PROVIDED DATA:

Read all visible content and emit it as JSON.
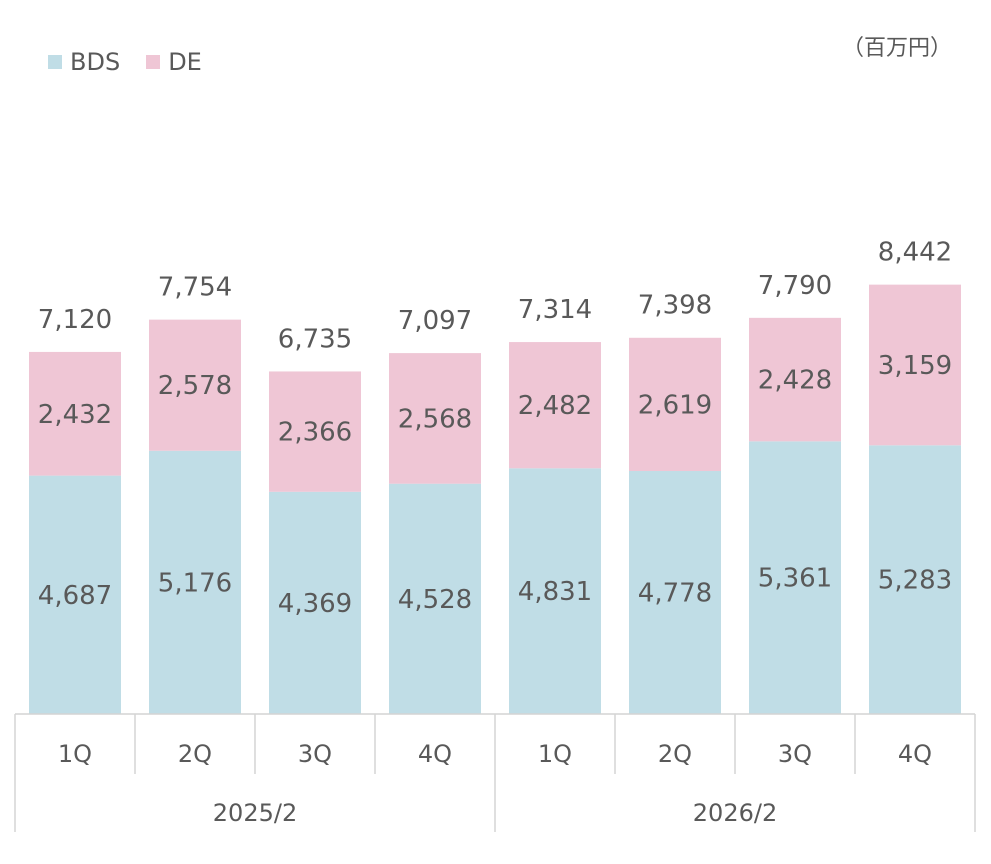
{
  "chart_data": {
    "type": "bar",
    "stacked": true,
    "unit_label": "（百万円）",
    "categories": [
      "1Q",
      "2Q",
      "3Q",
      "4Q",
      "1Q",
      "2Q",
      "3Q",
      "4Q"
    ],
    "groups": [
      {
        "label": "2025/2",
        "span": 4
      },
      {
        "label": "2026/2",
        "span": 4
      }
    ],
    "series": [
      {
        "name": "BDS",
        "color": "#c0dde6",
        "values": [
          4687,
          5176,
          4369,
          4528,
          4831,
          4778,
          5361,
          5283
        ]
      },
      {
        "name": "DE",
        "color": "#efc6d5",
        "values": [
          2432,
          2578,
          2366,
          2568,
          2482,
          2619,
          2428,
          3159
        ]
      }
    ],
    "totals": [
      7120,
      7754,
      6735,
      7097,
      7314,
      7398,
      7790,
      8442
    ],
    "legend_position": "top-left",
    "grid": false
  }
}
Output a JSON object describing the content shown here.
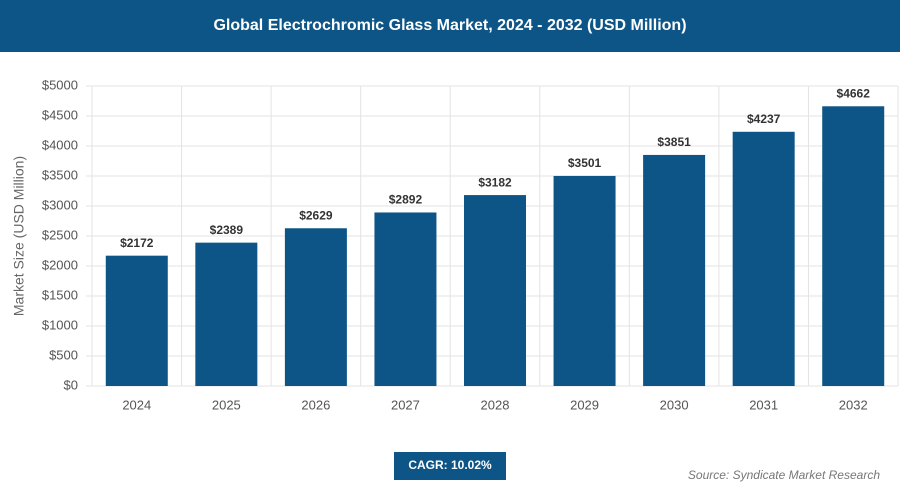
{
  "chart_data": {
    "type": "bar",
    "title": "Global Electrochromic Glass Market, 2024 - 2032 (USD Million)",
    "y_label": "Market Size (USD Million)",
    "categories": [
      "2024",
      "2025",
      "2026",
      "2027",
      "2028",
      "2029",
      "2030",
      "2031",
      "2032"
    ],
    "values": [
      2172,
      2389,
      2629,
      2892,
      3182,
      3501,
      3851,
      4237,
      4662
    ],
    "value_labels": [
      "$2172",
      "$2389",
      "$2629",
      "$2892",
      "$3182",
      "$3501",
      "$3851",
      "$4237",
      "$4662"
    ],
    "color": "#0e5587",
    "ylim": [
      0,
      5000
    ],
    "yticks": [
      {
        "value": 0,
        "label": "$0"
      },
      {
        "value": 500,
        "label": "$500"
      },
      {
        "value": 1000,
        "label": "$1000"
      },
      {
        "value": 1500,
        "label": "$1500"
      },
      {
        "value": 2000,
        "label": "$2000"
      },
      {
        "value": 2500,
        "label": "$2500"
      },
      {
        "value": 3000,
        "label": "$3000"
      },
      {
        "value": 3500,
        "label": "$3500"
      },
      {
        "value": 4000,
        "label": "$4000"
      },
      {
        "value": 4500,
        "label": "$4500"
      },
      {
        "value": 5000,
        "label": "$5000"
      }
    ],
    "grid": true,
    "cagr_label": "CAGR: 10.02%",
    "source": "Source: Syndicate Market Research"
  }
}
---
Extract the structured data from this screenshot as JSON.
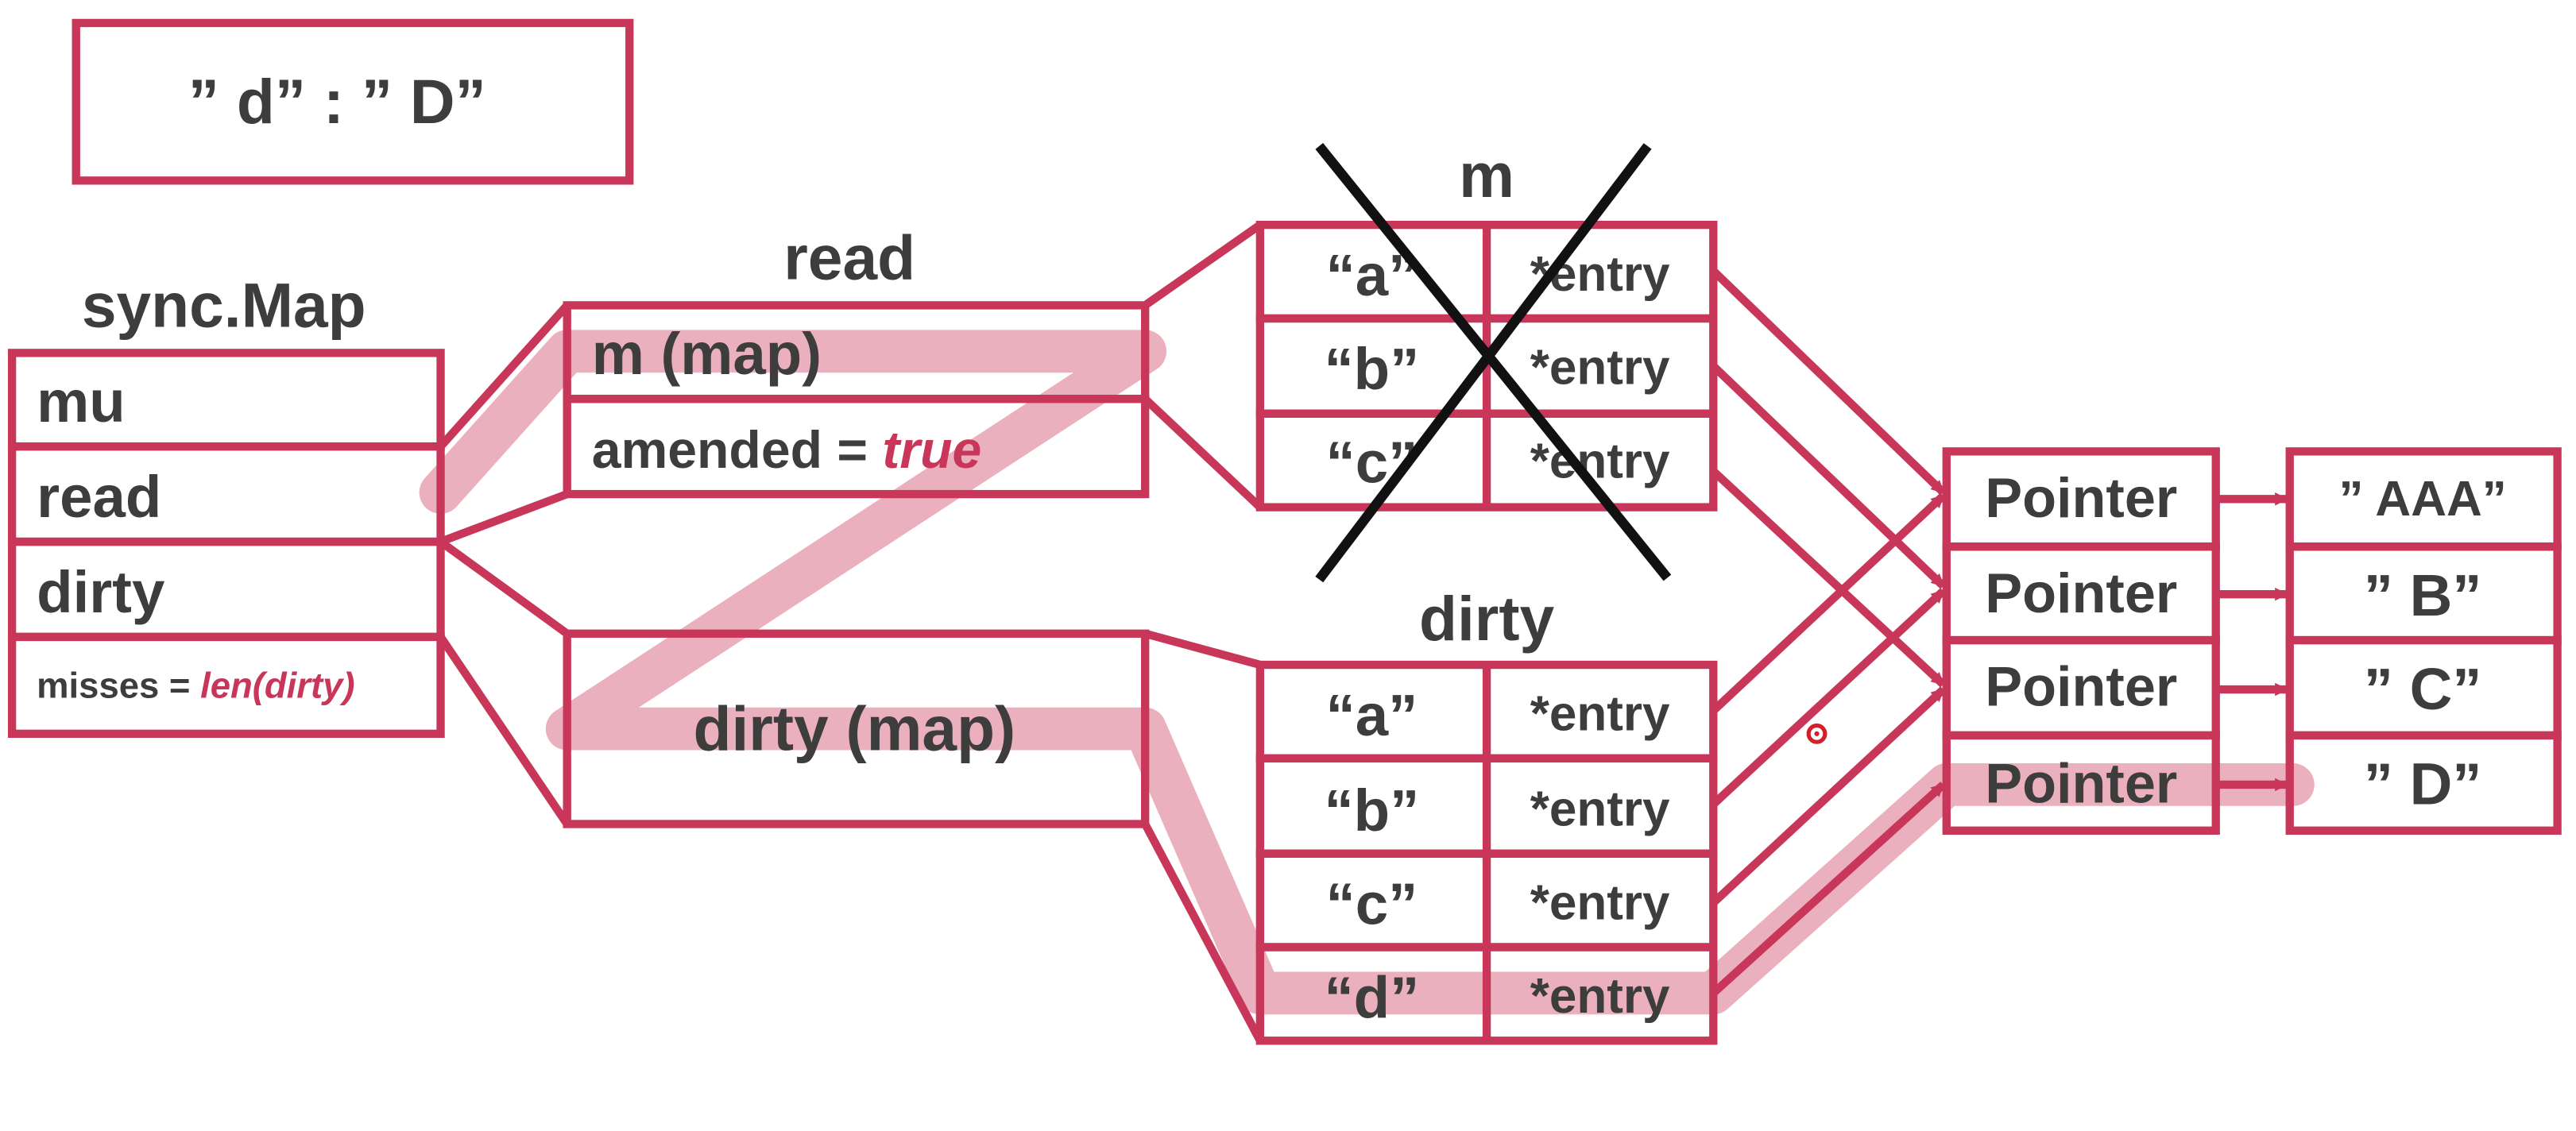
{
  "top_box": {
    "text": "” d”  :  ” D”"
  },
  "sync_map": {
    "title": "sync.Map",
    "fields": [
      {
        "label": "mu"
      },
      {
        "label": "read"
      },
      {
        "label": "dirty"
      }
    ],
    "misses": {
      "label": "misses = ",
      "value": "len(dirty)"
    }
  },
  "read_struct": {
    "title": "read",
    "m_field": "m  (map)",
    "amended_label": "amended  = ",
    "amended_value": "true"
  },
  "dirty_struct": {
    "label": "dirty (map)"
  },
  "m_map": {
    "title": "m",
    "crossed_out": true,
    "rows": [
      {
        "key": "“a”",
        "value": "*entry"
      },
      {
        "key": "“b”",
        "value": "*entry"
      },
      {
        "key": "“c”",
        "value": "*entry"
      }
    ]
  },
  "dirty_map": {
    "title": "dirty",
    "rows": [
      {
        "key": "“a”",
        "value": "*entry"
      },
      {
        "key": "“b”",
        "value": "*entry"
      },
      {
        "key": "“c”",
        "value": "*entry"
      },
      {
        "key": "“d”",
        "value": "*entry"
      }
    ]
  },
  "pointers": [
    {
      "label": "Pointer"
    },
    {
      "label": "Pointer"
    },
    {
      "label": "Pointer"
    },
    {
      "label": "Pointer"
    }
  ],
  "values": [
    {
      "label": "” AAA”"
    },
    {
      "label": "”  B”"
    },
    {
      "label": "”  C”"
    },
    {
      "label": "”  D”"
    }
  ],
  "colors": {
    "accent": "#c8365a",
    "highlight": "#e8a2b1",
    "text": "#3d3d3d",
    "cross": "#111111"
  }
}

PROBLEM STATEMENT:
Select and copy every line from the records that includes the word "JSON".

TASK SOLUTION:
Read all visible content and emit it as JSON.
Output a JSON object describing the content shown here.
Extract the structured data from this screenshot as JSON.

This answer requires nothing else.